__EXERCISE DATA__:
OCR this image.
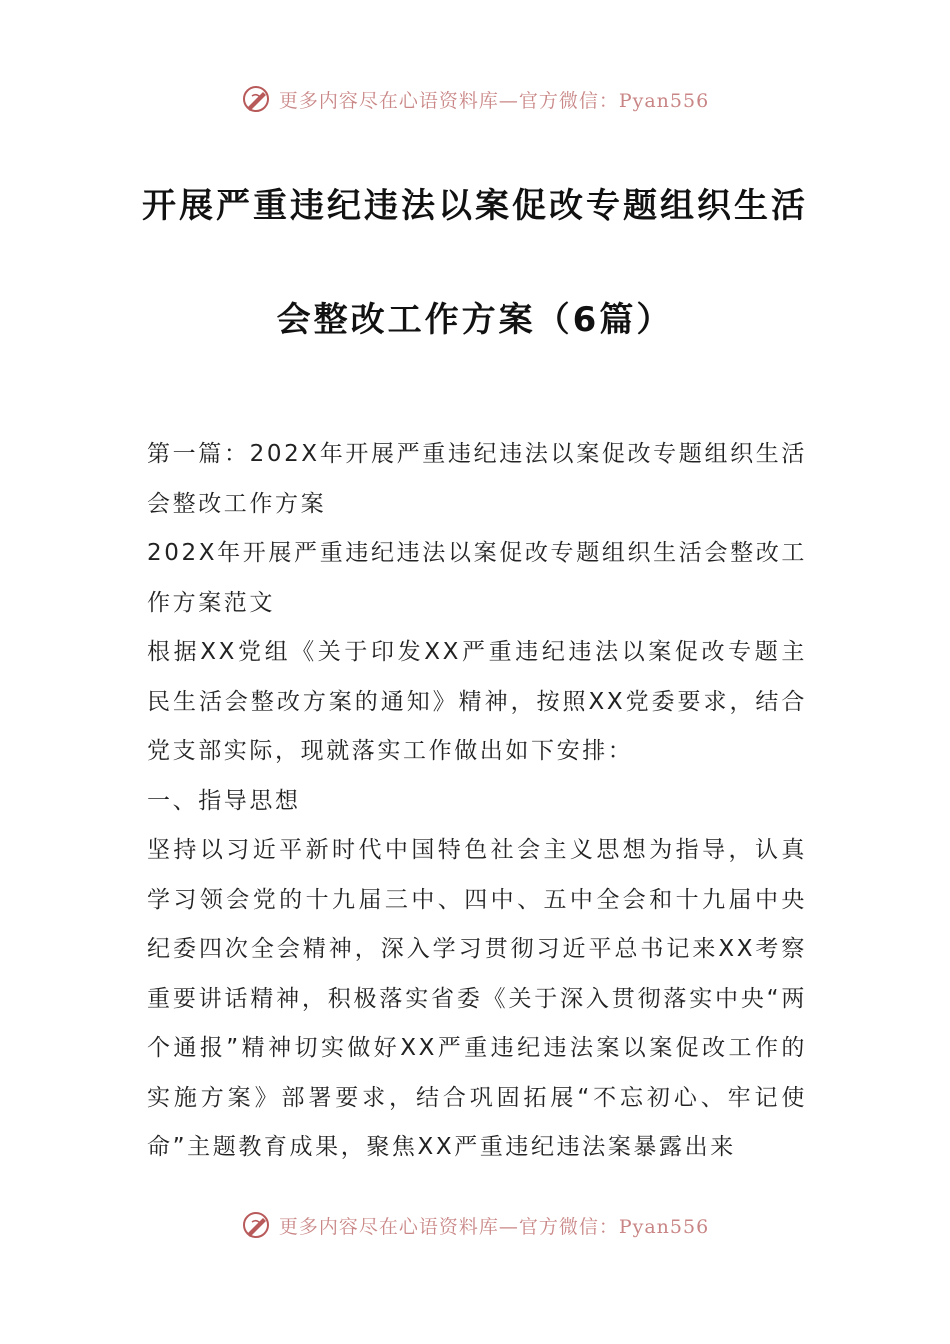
更多内容尽在心语资料库—官方微信：Pyan556
开展严重违纪违法以案促改专题组织生活
会整改工作方案（6篇）

第一篇：202X年开展严重违纪违法以案促改专题组织生活会整改工作方案

202X年开展严重违纪违法以案促改专题组织生活会整改工作方案范文

根据XX党组《关于印发XX严重违纪违法以案促改专题主民生活会整改方案的通知》精神，按照XX党委要求，结合党支部实际，现就落实工作做出如下安排：

一、指导思想

坚持以习近平新时代中国特色社会主义思想为指导，认真学习领会党的十九届三中、四中、五中全会和十九届中央纪委四次全会精神，深入学习贯彻习近平总书记来XX考察重要讲话精神，积极落实省委《关于深入贯彻落实中央“两个通报”精神切实做好XX严重违纪违法案以案促改工作的实施方案》部署要求，结合巩固拓展“不忘初心、牢记使命”主题教育成果，聚焦XX严重违纪违法案暴露出来

更多内容尽在心语资料库—官方微信：Pyan556
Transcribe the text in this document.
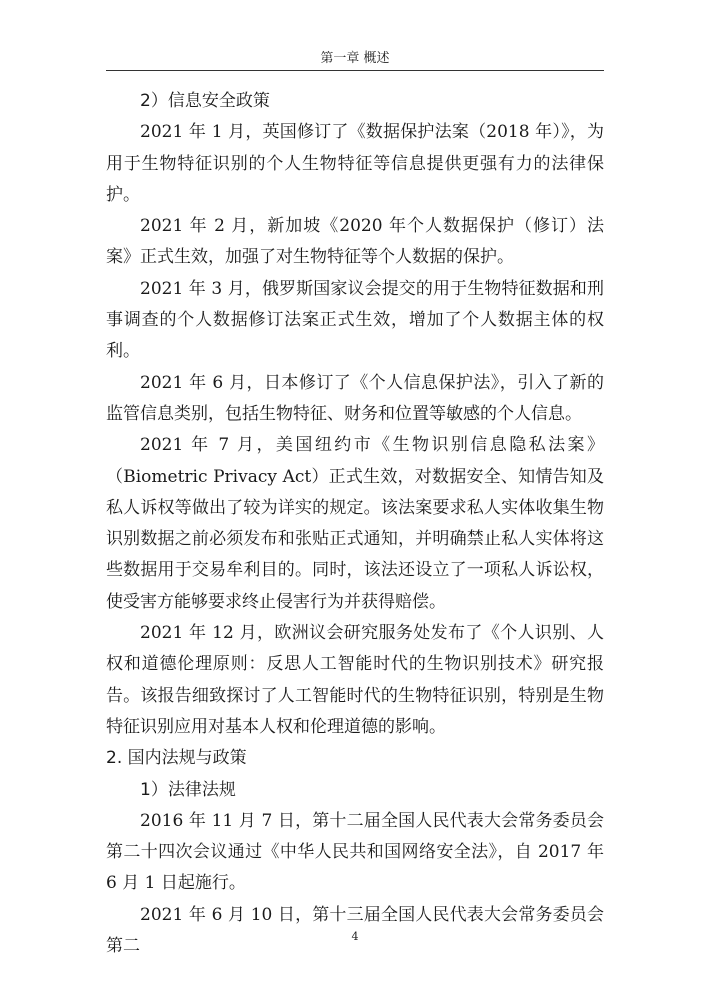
第一章 概述

2）信息安全政策

2021 年 1 月，英国修订了《数据保护法案（2018 年）》，为用于生物特征识别的个人生物特征等信息提供更强有力的法律保护。

2021 年 2 月，新加坡《2020 年个人数据保护（修订）法案》正式生效，加强了对生物特征等个人数据的保护。

2021 年 3 月，俄罗斯国家议会提交的用于生物特征数据和刑事调查的个人数据修订法案正式生效，增加了个人数据主体的权利。

2021 年 6 月，日本修订了《个人信息保护法》，引入了新的监管信息类别，包括生物特征、财务和位置等敏感的个人信息。

2021 年 7 月，美国纽约市《生物识别信息隐私法案》（Biometric Privacy Act）正式生效，对数据安全、知情告知及私人诉权等做出了较为详实的规定。该法案要求私人实体收集生物识别数据之前必须发布和张贴正式通知，并明确禁止私人实体将这些数据用于交易牟利目的。同时，该法还设立了一项私人诉讼权，使受害方能够要求终止侵害行为并获得赔偿。

2021 年 12 月，欧洲议会研究服务处发布了《个人识别、人权和道德伦理原则：反思人工智能时代的生物识别技术》研究报告。该报告细致探讨了人工智能时代的生物特征识别，特别是生物特征识别应用对基本人权和伦理道德的影响。

2. 国内法规与政策

1）法律法规

2016 年 11 月 7 日，第十二届全国人民代表大会常务委员会第二十四次会议通过《中华人民共和国网络安全法》，自 2017 年 6 月 1 日起施行。

2021 年 6 月 10 日，第十三届全国人民代表大会常务委员会第二	4
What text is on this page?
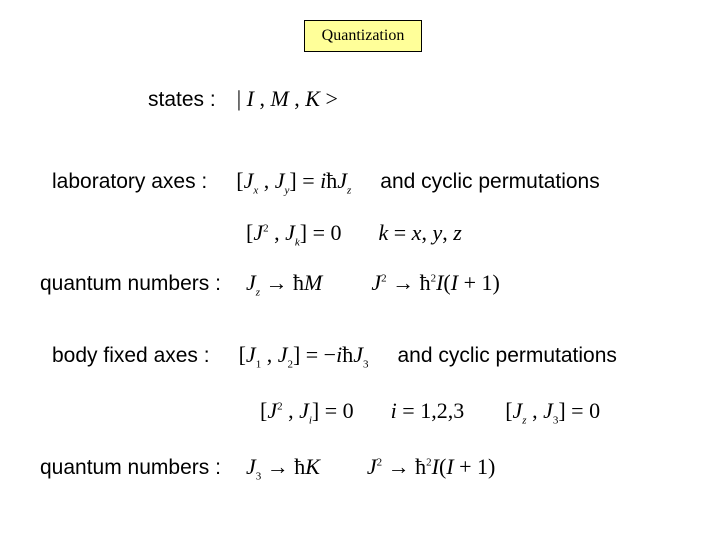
Quantization
states : | I , M , K >
laboratory axes : [$J_x$ , $J_y$] = iħJ$_z$ and cyclic permutations
[$J^2$ , $J_k] = 0$ k = x, y, z
quantum numbers : $J_z$ → ħM $J^2$ → $ħ^2I(I + 1)$
body fixed axes : [$J_1$ , $J_2$] = −iħJ$_3$ and cyclic permutations
[$J^2$ , $J_i] = 0$ i = 1,2,3 [$J_z$ , $J_3] = 0$
quantum numbers : $J_3$ → ħK $J^2$ → $ħ^2I(I + 1)$
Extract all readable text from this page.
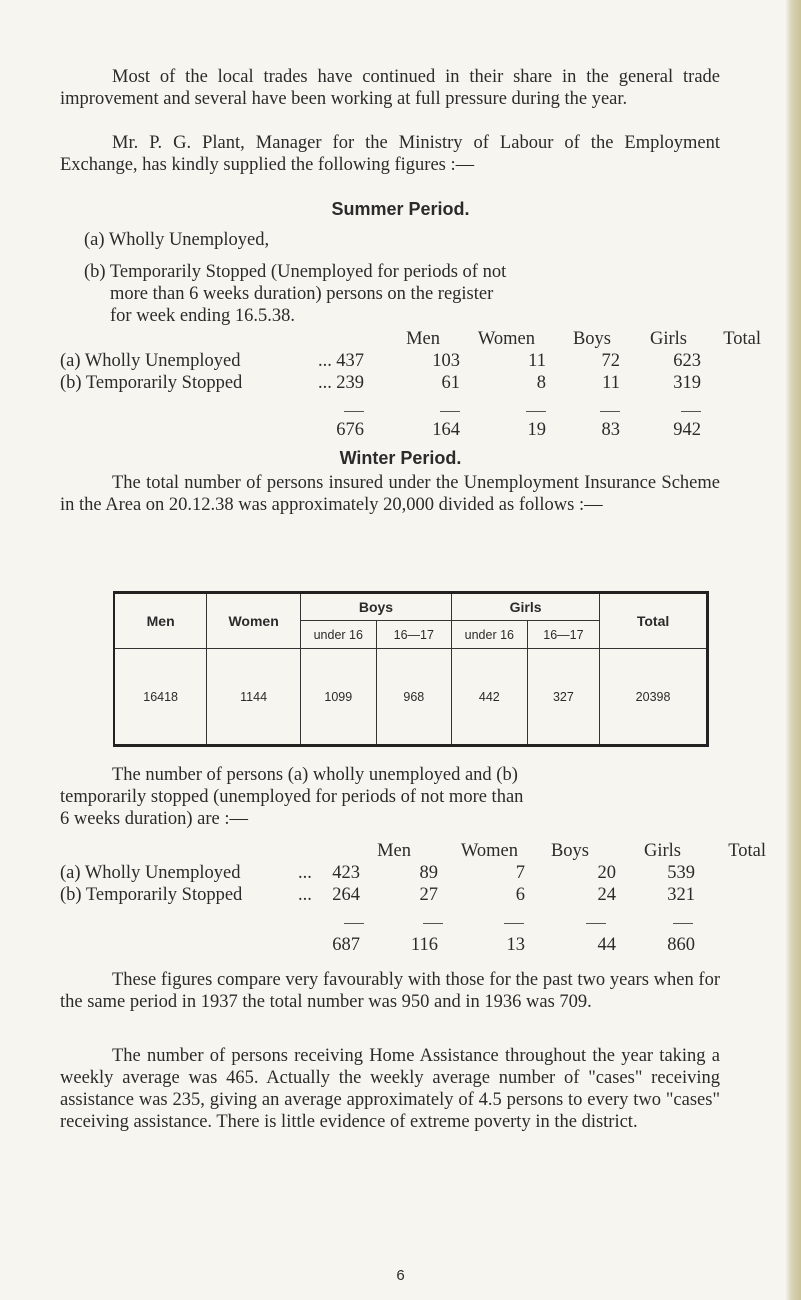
Most of the local trades have continued in their share in the general trade improvement and several have been working at full pressure during the year.

Mr. P. G. Plant, Manager for the Ministry of Labour of the Employment Exchange, has kindly supplied the following figures :—

Summer Period.
(a) Wholly Unemployed,
(b) Temporarily Stopped (Unemployed for periods of not
more than 6 weeks duration) persons on the register
for week ending 16.5.38.
Men	Women	Boys	Girls	Total
(a) Wholly Unemployed	... 437	103	11	72	623
(b) Temporarily Stopped	... 239	61	8	11	319
676	164	19	83	942
Winter Period.

The total number of persons insured under the Unemployment Insurance Scheme in the Area on 20.12.38 was approximately 20,000 divided as follows :—

Men	Women	Boys		Girls		Total
		under 16	16—17	under 16	16—17	
16418	1144	1099	968	442	327	20398
The number of persons (a) wholly unemployed and (b)
temporarily stopped (unemployed for periods of not more than
6 weeks duration) are :—
Men	Women	Boys	Girls	Total
(a) Wholly Unemployed	...	423	89	7	20	539
(b) Temporarily Stopped	...	264	27	6	24	321
687	116	13	44	860

These figures compare very favourably with those for the past two years when for the same period in 1937 the total number was 950 and in 1936 was 709.

The number of persons receiving Home Assistance throughout the year taking a weekly average was 465. Actually the weekly average number of "cases" receiving assistance was 235, giving an average approximately of 4.5 persons to every two "cases" receiving assistance. There is little evidence of extreme poverty in the district.

6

__DESCRIPTION OF THE TASK__: Print all entries exactly. The images do not belong in the copy.

__EXPECTED ANSWER__:
OCR this image.
更多内容尽在心语资料库—官方微信：Pyan556
开展严重违纪违法以案促改专题组织生活
会整改工作方案（6篇）

第一篇：202X年开展严重违纪违法以案促改专题组织生活会整改工作方案

202X年开展严重违纪违法以案促改专题组织生活会整改工作方案范文

根据XX党组《关于印发XX严重违纪违法以案促改专题主民生活会整改方案的通知》精神，按照XX党委要求，结合党支部实际，现就落实工作做出如下安排：

一、指导思想

坚持以习近平新时代中国特色社会主义思想为指导，认真学习领会党的十九届三中、四中、五中全会和十九届中央纪委四次全会精神，深入学习贯彻习近平总书记来XX考察重要讲话精神，积极落实省委《关于深入贯彻落实中央“两个通报”精神切实做好XX严重违纪违法案以案促改工作的实施方案》部署要求，结合巩固拓展“不忘初心、牢记使命”主题教育成果，聚焦XX严重违纪违法案暴露出来

更多内容尽在心语资料库—官方微信：Pyan556
Transcribe the text in this document.
第一章 概述

2）信息安全政策

2021 年 1 月，英国修订了《数据保护法案（2018 年）》，为用于生物特征识别的个人生物特征等信息提供更强有力的法律保护。

2021 年 2 月，新加坡《2020 年个人数据保护（修订）法案》正式生效，加强了对生物特征等个人数据的保护。

2021 年 3 月，俄罗斯国家议会提交的用于生物特征数据和刑事调查的个人数据修订法案正式生效，增加了个人数据主体的权利。

2021 年 6 月，日本修订了《个人信息保护法》，引入了新的监管信息类别，包括生物特征、财务和位置等敏感的个人信息。

2021 年 7 月，美国纽约市《生物识别信息隐私法案》（Biometric Privacy Act）正式生效，对数据安全、知情告知及私人诉权等做出了较为详实的规定。该法案要求私人实体收集生物识别数据之前必须发布和张贴正式通知，并明确禁止私人实体将这些数据用于交易牟利目的。同时，该法还设立了一项私人诉讼权，使受害方能够要求终止侵害行为并获得赔偿。

2021 年 12 月，欧洲议会研究服务处发布了《个人识别、人权和道德伦理原则：反思人工智能时代的生物识别技术》研究报告。该报告细致探讨了人工智能时代的生物特征识别，特别是生物特征识别应用对基本人权和伦理道德的影响。

2. 国内法规与政策

1）法律法规

2016 年 11 月 7 日，第十二届全国人民代表大会常务委员会第二十四次会议通过《中华人民共和国网络安全法》，自 2017 年 6 月 1 日起施行。

2021 年 6 月 10 日，第十三届全国人民代表大会常务委员会第二	4
What text is on this page?
Quantization
states : | I , M , K >
laboratory axes : [$J_x$ , $J_y$] = iħJ$_z$ and cyclic permutations
[$J^2$ , $J_k] = 0$ k = x, y, z
quantum numbers : $J_z$ → ħM $J^2$ → $ħ^2I(I + 1)$
body fixed axes : [$J_1$ , $J_2$] = −iħJ$_3$ and cyclic permutations
[$J^2$ , $J_i] = 0$ i = 1,2,3 [$J_z$ , $J_3] = 0$
quantum numbers : $J_3$ → ħK $J^2$ → $ħ^2I(I + 1)$
Extract all readable text from this page.
Most of the local trades have continued in their share in the general trade improvement and several have been working at full pressure during the year.

Mr. P. G. Plant, Manager for the Ministry of Labour of the Employment Exchange, has kindly supplied the following figures :—

Summer Period.
(a) Wholly Unemployed,
(b) Temporarily Stopped (Unemployed for periods of not
more than 6 weeks duration) persons on the register
for week ending 16.5.38.
Men	Women	Boys	Girls	Total
(a) Wholly Unemployed	... 437	103	11	72	623
(b) Temporarily Stopped	... 239	61	8	11	319
676	164	19	83	942
Winter Period.

The total number of persons insured under the Unemployment Insurance Scheme in the Area on 20.12.38 was approximately 20,000 divided as follows :—

Men	Women	Boys		Girls		Total
		under 16	16—17	under 16	16—17	
16418	1144	1099	968	442	327	20398
The number of persons (a) wholly unemployed and (b)
temporarily stopped (unemployed for periods of not more than
6 weeks duration) are :—
Men	Women	Boys	Girls	Total
(a) Wholly Unemployed	...	423	89	7	20	539
(b) Temporarily Stopped	...	264	27	6	24	321
687	116	13	44	860

These figures compare very favourably with those for the past two years when for the same period in 1937 the total number was 950 and in 1936 was 709.

The number of persons receiving Home Assistance throughout the year taking a weekly average was 465. Actually the weekly average number of "cases" receiving assistance was 235, giving an average approximately of 4.5 persons to every two "cases" receiving assistance. There is little evidence of extreme poverty in the district.

6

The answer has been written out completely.